The exercise: Extract every entry word for word. Skip the pictures.

Records excerpted from a collection
--
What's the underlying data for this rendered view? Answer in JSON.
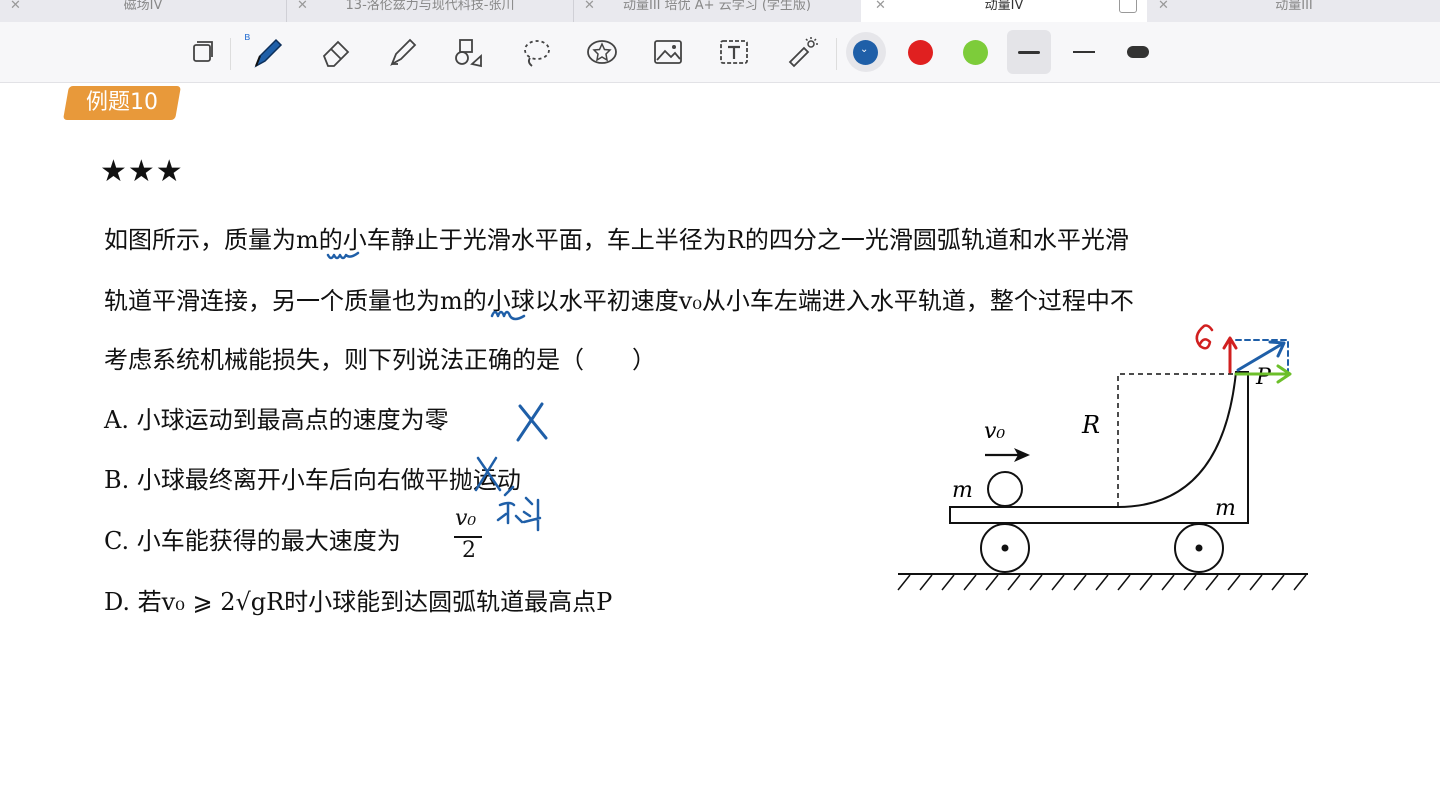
{
  "tabs": [
    {
      "label": "磁场IV",
      "active": false
    },
    {
      "label": "13-洛伦兹力与现代科技-张川",
      "active": false
    },
    {
      "label": "动量III 培优 A+ 云学习 (学生版)",
      "active": false
    },
    {
      "label": "动量IV",
      "active": true
    },
    {
      "label": "动量III",
      "active": false
    }
  ],
  "toolbar": {
    "tools": [
      "pages-icon",
      "pen-icon",
      "eraser-icon",
      "highlighter-icon",
      "shapes-icon",
      "lasso-icon",
      "sticker-icon",
      "image-icon",
      "text-icon",
      "laser-pointer-icon"
    ],
    "colors": [
      "#1f5fa8",
      "#e02020",
      "#7dcc3a"
    ],
    "bluetooth": "ʙ"
  },
  "problem": {
    "badge": "例题10",
    "stars": "★★★",
    "line1": "如图所示，质量为m的小车静止于光滑水平面，车上半径为R的四分之一光滑圆弧轨道和水平光滑",
    "line2": "轨道平滑连接，另一个质量也为m的小球以水平初速度v₀从小车左端进入水平轨道，整个过程中不",
    "line3": "考虑系统机械能损失，则下列说法正确的是（　　）",
    "optA": "A. 小球运动到最高点的速度为零",
    "optB": "B. 小球最终离开小车后向右做平抛运动",
    "optC": "C. 小车能获得的最大速度为",
    "optC_num": "v₀",
    "optC_den": "2",
    "optD": "D. 若v₀ ⩾ 2√gR时小球能到达圆弧轨道最高点P"
  },
  "figure": {
    "label_v0": "v₀",
    "label_R": "R",
    "label_m_ball": "m",
    "label_m_cart": "m",
    "label_P": "P"
  },
  "annotations": {
    "handwritten_oblique": "斜"
  }
}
--
The solution:
What's the underlying data for this rendered view? Answer in JSON.
{
  "tabs": [
    {
      "label": "磁场IV",
      "active": false
    },
    {
      "label": "13-洛伦兹力与现代科技-张川",
      "active": false
    },
    {
      "label": "动量III 培优 A+ 云学习 (学生版)",
      "active": false
    },
    {
      "label": "动量IV",
      "active": true
    },
    {
      "label": "动量III",
      "active": false
    }
  ],
  "toolbar": {
    "tools": [
      "pages-icon",
      "pen-icon",
      "eraser-icon",
      "highlighter-icon",
      "shapes-icon",
      "lasso-icon",
      "sticker-icon",
      "image-icon",
      "text-icon",
      "laser-pointer-icon"
    ],
    "colors": [
      "#1f5fa8",
      "#e02020",
      "#7dcc3a"
    ],
    "bluetooth": "ʙ"
  },
  "problem": {
    "badge": "例题10",
    "stars": "★★★",
    "line1": "如图所示，质量为m的小车静止于光滑水平面，车上半径为R的四分之一光滑圆弧轨道和水平光滑",
    "line2": "轨道平滑连接，另一个质量也为m的小球以水平初速度v₀从小车左端进入水平轨道，整个过程中不",
    "line3": "考虑系统机械能损失，则下列说法正确的是（　　）",
    "optA": "A. 小球运动到最高点的速度为零",
    "optB": "B. 小球最终离开小车后向右做平抛运动",
    "optC": "C. 小车能获得的最大速度为",
    "optC_num": "v₀",
    "optC_den": "2",
    "optD": "D. 若v₀ ⩾ 2√gR时小球能到达圆弧轨道最高点P"
  },
  "figure": {
    "label_v0": "v₀",
    "label_R": "R",
    "label_m_ball": "m",
    "label_m_cart": "m",
    "label_P": "P"
  },
  "annotations": {
    "handwritten_oblique": "斜"
  }
}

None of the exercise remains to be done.